→ **Required task**
Write the material out again, line by line, exactly as it is.

→ **Supplied records**
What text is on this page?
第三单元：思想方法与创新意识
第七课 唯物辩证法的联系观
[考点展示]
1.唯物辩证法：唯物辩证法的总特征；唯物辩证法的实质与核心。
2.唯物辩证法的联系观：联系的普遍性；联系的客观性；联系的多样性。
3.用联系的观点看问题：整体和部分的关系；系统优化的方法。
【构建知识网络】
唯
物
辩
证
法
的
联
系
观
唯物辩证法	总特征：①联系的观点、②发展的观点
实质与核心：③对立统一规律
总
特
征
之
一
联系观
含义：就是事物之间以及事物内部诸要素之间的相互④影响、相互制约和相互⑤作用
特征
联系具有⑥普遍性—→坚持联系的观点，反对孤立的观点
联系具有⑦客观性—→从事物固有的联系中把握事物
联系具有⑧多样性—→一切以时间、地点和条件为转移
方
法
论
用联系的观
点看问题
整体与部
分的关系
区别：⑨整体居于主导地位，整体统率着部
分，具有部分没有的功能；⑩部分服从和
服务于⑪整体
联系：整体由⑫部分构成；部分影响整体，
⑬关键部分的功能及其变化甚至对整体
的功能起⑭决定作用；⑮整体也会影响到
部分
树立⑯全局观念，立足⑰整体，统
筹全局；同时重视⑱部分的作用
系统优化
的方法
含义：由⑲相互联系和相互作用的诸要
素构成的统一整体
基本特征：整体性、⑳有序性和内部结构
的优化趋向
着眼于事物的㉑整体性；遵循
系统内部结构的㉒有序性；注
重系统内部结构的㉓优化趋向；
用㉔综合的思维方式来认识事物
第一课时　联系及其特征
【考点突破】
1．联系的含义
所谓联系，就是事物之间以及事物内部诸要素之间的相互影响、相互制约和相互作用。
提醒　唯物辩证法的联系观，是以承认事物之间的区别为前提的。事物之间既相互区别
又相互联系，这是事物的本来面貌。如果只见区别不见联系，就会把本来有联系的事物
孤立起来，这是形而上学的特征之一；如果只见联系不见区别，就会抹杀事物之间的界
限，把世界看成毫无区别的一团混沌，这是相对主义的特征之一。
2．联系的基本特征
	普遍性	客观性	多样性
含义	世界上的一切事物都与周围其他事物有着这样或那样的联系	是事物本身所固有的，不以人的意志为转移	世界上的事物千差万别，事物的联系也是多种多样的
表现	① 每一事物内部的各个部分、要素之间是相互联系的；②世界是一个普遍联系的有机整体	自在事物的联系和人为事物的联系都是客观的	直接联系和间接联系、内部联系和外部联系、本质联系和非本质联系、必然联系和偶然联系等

→ **Answer in full**
What text is on this page?
第三单元：思想方法与创新意识
第七课 唯物辩证法的联系观
[考点展示]
1.唯物辩证法：唯物辩证法的总特征；唯物辩证法的实质与核心。
2.唯物辩证法的联系观：联系的普遍性；联系的客观性；联系的多样性。
3.用联系的观点看问题：整体和部分的关系；系统优化的方法。
【构建知识网络】
唯
物
辩
证
法
的
联
系
观
唯物辩证法	总特征：①联系的观点、②发展的观点
实质与核心：③对立统一规律
总
特
征
之
一
联系观
含义：就是事物之间以及事物内部诸要素之间的相互④影响、相互制约和相互⑤作用
特征
联系具有⑥普遍性—→坚持联系的观点，反对孤立的观点
联系具有⑦客观性—→从事物固有的联系中把握事物
联系具有⑧多样性—→一切以时间、地点和条件为转移
方
法
论
用联系的观
点看问题
整体与部
分的关系
区别：⑨整体居于主导地位，整体统率着部
分，具有部分没有的功能；⑩部分服从和
服务于⑪整体
联系：整体由⑫部分构成；部分影响整体，
⑬关键部分的功能及其变化甚至对整体
的功能起⑭决定作用；⑮整体也会影响到
部分
树立⑯全局观念，立足⑰整体，统
筹全局；同时重视⑱部分的作用
系统优化
的方法
含义：由⑲相互联系和相互作用的诸要
素构成的统一整体
基本特征：整体性、⑳有序性和内部结构
的优化趋向
着眼于事物的㉑整体性；遵循
系统内部结构的㉒有序性；注
重系统内部结构的㉓优化趋向；
用㉔综合的思维方式来认识事物
第一课时　联系及其特征
【考点突破】
1．联系的含义
所谓联系，就是事物之间以及事物内部诸要素之间的相互影响、相互制约和相互作用。
提醒　唯物辩证法的联系观，是以承认事物之间的区别为前提的。事物之间既相互区别
又相互联系，这是事物的本来面貌。如果只见区别不见联系，就会把本来有联系的事物
孤立起来，这是形而上学的特征之一；如果只见联系不见区别，就会抹杀事物之间的界
限，把世界看成毫无区别的一团混沌，这是相对主义的特征之一。
2．联系的基本特征
	普遍性	客观性	多样性
含义	世界上的一切事物都与周围其他事物有着这样或那样的联系	是事物本身所固有的，不以人的意志为转移	世界上的事物千差万别，事物的联系也是多种多样的
表现	① 每一事物内部的各个部分、要素之间是相互联系的；②世界是一个普遍联系的有机整体	自在事物的联系和人为事物的联系都是客观的	直接联系和间接联系、内部联系和外部联系、本质联系和非本质联系、必然联系和偶然联系等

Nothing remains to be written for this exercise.